* **Stored data**:
━━━━

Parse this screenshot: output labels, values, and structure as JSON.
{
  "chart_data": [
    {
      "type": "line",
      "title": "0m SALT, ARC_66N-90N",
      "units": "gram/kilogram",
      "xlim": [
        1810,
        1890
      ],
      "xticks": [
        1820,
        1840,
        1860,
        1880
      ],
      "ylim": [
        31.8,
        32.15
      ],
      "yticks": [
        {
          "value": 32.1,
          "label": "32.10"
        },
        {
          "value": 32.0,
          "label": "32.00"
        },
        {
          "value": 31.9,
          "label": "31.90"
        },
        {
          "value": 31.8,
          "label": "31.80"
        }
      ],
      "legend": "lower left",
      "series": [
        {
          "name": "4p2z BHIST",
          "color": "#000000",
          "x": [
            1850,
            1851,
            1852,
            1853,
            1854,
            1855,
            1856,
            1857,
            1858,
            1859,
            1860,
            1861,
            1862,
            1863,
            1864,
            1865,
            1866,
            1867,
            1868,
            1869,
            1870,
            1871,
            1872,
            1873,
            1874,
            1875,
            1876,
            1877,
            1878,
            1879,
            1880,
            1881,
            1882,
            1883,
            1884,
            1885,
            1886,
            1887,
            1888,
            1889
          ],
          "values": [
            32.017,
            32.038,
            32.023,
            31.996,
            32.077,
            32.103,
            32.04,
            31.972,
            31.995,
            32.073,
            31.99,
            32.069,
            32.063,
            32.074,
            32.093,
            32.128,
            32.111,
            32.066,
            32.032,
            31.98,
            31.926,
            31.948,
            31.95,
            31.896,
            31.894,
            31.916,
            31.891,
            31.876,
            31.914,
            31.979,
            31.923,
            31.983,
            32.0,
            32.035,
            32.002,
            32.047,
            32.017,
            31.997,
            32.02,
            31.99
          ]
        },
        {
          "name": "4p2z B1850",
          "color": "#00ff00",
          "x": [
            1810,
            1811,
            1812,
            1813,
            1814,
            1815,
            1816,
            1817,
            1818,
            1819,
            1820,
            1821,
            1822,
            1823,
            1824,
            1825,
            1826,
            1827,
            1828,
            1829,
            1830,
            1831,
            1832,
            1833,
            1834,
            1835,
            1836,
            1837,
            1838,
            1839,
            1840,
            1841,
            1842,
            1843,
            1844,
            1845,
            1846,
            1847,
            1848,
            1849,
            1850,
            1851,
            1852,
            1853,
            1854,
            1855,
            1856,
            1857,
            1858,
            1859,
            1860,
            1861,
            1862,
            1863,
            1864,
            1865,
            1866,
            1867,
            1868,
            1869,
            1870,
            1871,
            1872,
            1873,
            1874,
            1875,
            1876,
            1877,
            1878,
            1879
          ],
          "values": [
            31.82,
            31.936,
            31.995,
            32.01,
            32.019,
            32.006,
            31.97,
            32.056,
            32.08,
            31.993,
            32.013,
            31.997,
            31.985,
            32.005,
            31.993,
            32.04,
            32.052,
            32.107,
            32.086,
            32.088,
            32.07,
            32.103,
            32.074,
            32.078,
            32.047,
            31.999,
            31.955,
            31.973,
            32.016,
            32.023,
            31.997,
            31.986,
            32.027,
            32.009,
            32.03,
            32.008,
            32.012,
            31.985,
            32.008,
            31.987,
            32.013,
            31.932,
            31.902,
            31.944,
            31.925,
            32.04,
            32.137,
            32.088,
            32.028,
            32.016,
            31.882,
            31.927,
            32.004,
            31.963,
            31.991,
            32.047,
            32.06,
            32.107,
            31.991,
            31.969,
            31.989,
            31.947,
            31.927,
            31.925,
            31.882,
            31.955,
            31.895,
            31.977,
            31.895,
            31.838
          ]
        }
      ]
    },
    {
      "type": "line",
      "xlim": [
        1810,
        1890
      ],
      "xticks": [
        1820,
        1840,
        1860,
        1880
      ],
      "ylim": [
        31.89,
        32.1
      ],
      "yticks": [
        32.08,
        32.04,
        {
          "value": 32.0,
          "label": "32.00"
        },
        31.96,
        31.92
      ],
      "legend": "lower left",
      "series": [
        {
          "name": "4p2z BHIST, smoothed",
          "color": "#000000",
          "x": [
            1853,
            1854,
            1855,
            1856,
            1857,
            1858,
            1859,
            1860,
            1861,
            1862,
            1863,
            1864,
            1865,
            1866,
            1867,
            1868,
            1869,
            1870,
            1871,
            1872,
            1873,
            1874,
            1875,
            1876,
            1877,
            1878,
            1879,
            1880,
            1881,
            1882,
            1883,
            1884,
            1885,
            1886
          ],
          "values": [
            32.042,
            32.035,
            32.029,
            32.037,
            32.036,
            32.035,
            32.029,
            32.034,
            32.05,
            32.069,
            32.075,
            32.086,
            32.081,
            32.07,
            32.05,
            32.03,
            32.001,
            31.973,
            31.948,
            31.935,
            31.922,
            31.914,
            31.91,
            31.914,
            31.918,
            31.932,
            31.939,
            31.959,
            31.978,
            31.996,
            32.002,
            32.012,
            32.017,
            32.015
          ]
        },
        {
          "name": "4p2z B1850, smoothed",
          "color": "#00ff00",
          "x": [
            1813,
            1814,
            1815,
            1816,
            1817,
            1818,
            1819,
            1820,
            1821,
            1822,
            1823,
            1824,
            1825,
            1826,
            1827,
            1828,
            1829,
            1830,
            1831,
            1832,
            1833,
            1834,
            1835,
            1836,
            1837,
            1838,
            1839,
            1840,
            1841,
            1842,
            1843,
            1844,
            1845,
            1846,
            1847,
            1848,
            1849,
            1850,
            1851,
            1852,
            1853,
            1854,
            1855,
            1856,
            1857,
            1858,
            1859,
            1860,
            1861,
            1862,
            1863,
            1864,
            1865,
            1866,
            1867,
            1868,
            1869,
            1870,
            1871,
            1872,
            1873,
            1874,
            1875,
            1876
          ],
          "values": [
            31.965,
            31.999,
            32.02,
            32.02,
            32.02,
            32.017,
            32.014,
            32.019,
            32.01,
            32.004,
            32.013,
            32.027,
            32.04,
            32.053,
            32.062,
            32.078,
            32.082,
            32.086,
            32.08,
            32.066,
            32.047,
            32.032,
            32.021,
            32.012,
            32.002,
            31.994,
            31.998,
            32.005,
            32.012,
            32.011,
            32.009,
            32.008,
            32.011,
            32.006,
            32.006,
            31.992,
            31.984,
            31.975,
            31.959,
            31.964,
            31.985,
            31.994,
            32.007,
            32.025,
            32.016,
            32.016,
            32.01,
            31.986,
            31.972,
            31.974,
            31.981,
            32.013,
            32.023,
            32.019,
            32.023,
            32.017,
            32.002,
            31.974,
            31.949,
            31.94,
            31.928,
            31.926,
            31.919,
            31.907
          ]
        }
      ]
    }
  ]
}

━━━━

* **TASK INSTRUCTIONS**: Write the data back out verbatim.

* **TASK RESPONSE**:
Parse this screenshot: output labels, values, and structure as JSON.
{
  "chart_data": [
    {
      "type": "line",
      "title": "0m SALT, ARC_66N-90N",
      "units": "gram/kilogram",
      "xlim": [
        1810,
        1890
      ],
      "xticks": [
        1820,
        1840,
        1860,
        1880
      ],
      "ylim": [
        31.8,
        32.15
      ],
      "yticks": [
        {
          "value": 32.1,
          "label": "32.10"
        },
        {
          "value": 32.0,
          "label": "32.00"
        },
        {
          "value": 31.9,
          "label": "31.90"
        },
        {
          "value": 31.8,
          "label": "31.80"
        }
      ],
      "legend": "lower left",
      "series": [
        {
          "name": "4p2z BHIST",
          "color": "#000000",
          "x": [
            1850,
            1851,
            1852,
            1853,
            1854,
            1855,
            1856,
            1857,
            1858,
            1859,
            1860,
            1861,
            1862,
            1863,
            1864,
            1865,
            1866,
            1867,
            1868,
            1869,
            1870,
            1871,
            1872,
            1873,
            1874,
            1875,
            1876,
            1877,
            1878,
            1879,
            1880,
            1881,
            1882,
            1883,
            1884,
            1885,
            1886,
            1887,
            1888,
            1889
          ],
          "values": [
            32.017,
            32.038,
            32.023,
            31.996,
            32.077,
            32.103,
            32.04,
            31.972,
            31.995,
            32.073,
            31.99,
            32.069,
            32.063,
            32.074,
            32.093,
            32.128,
            32.111,
            32.066,
            32.032,
            31.98,
            31.926,
            31.948,
            31.95,
            31.896,
            31.894,
            31.916,
            31.891,
            31.876,
            31.914,
            31.979,
            31.923,
            31.983,
            32.0,
            32.035,
            32.002,
            32.047,
            32.017,
            31.997,
            32.02,
            31.99
          ]
        },
        {
          "name": "4p2z B1850",
          "color": "#00ff00",
          "x": [
            1810,
            1811,
            1812,
            1813,
            1814,
            1815,
            1816,
            1817,
            1818,
            1819,
            1820,
            1821,
            1822,
            1823,
            1824,
            1825,
            1826,
            1827,
            1828,
            1829,
            1830,
            1831,
            1832,
            1833,
            1834,
            1835,
            1836,
            1837,
            1838,
            1839,
            1840,
            1841,
            1842,
            1843,
            1844,
            1845,
            1846,
            1847,
            1848,
            1849,
            1850,
            1851,
            1852,
            1853,
            1854,
            1855,
            1856,
            1857,
            1858,
            1859,
            1860,
            1861,
            1862,
            1863,
            1864,
            1865,
            1866,
            1867,
            1868,
            1869,
            1870,
            1871,
            1872,
            1873,
            1874,
            1875,
            1876,
            1877,
            1878,
            1879
          ],
          "values": [
            31.82,
            31.936,
            31.995,
            32.01,
            32.019,
            32.006,
            31.97,
            32.056,
            32.08,
            31.993,
            32.013,
            31.997,
            31.985,
            32.005,
            31.993,
            32.04,
            32.052,
            32.107,
            32.086,
            32.088,
            32.07,
            32.103,
            32.074,
            32.078,
            32.047,
            31.999,
            31.955,
            31.973,
            32.016,
            32.023,
            31.997,
            31.986,
            32.027,
            32.009,
            32.03,
            32.008,
            32.012,
            31.985,
            32.008,
            31.987,
            32.013,
            31.932,
            31.902,
            31.944,
            31.925,
            32.04,
            32.137,
            32.088,
            32.028,
            32.016,
            31.882,
            31.927,
            32.004,
            31.963,
            31.991,
            32.047,
            32.06,
            32.107,
            31.991,
            31.969,
            31.989,
            31.947,
            31.927,
            31.925,
            31.882,
            31.955,
            31.895,
            31.977,
            31.895,
            31.838
          ]
        }
      ]
    },
    {
      "type": "line",
      "xlim": [
        1810,
        1890
      ],
      "xticks": [
        1820,
        1840,
        1860,
        1880
      ],
      "ylim": [
        31.89,
        32.1
      ],
      "yticks": [
        32.08,
        32.04,
        {
          "value": 32.0,
          "label": "32.00"
        },
        31.96,
        31.92
      ],
      "legend": "lower left",
      "series": [
        {
          "name": "4p2z BHIST, smoothed",
          "color": "#000000",
          "x": [
            1853,
            1854,
            1855,
            1856,
            1857,
            1858,
            1859,
            1860,
            1861,
            1862,
            1863,
            1864,
            1865,
            1866,
            1867,
            1868,
            1869,
            1870,
            1871,
            1872,
            1873,
            1874,
            1875,
            1876,
            1877,
            1878,
            1879,
            1880,
            1881,
            1882,
            1883,
            1884,
            1885,
            1886
          ],
          "values": [
            32.042,
            32.035,
            32.029,
            32.037,
            32.036,
            32.035,
            32.029,
            32.034,
            32.05,
            32.069,
            32.075,
            32.086,
            32.081,
            32.07,
            32.05,
            32.03,
            32.001,
            31.973,
            31.948,
            31.935,
            31.922,
            31.914,
            31.91,
            31.914,
            31.918,
            31.932,
            31.939,
            31.959,
            31.978,
            31.996,
            32.002,
            32.012,
            32.017,
            32.015
          ]
        },
        {
          "name": "4p2z B1850, smoothed",
          "color": "#00ff00",
          "x": [
            1813,
            1814,
            1815,
            1816,
            1817,
            1818,
            1819,
            1820,
            1821,
            1822,
            1823,
            1824,
            1825,
            1826,
            1827,
            1828,
            1829,
            1830,
            1831,
            1832,
            1833,
            1834,
            1835,
            1836,
            1837,
            1838,
            1839,
            1840,
            1841,
            1842,
            1843,
            1844,
            1845,
            1846,
            1847,
            1848,
            1849,
            1850,
            1851,
            1852,
            1853,
            1854,
            1855,
            1856,
            1857,
            1858,
            1859,
            1860,
            1861,
            1862,
            1863,
            1864,
            1865,
            1866,
            1867,
            1868,
            1869,
            1870,
            1871,
            1872,
            1873,
            1874,
            1875,
            1876
          ],
          "values": [
            31.965,
            31.999,
            32.02,
            32.02,
            32.02,
            32.017,
            32.014,
            32.019,
            32.01,
            32.004,
            32.013,
            32.027,
            32.04,
            32.053,
            32.062,
            32.078,
            32.082,
            32.086,
            32.08,
            32.066,
            32.047,
            32.032,
            32.021,
            32.012,
            32.002,
            31.994,
            31.998,
            32.005,
            32.012,
            32.011,
            32.009,
            32.008,
            32.011,
            32.006,
            32.006,
            31.992,
            31.984,
            31.975,
            31.959,
            31.964,
            31.985,
            31.994,
            32.007,
            32.025,
            32.016,
            32.016,
            32.01,
            31.986,
            31.972,
            31.974,
            31.981,
            32.013,
            32.023,
            32.019,
            32.023,
            32.017,
            32.002,
            31.974,
            31.949,
            31.94,
            31.928,
            31.926,
            31.919,
            31.907
          ]
        }
      ]
    }
  ]
}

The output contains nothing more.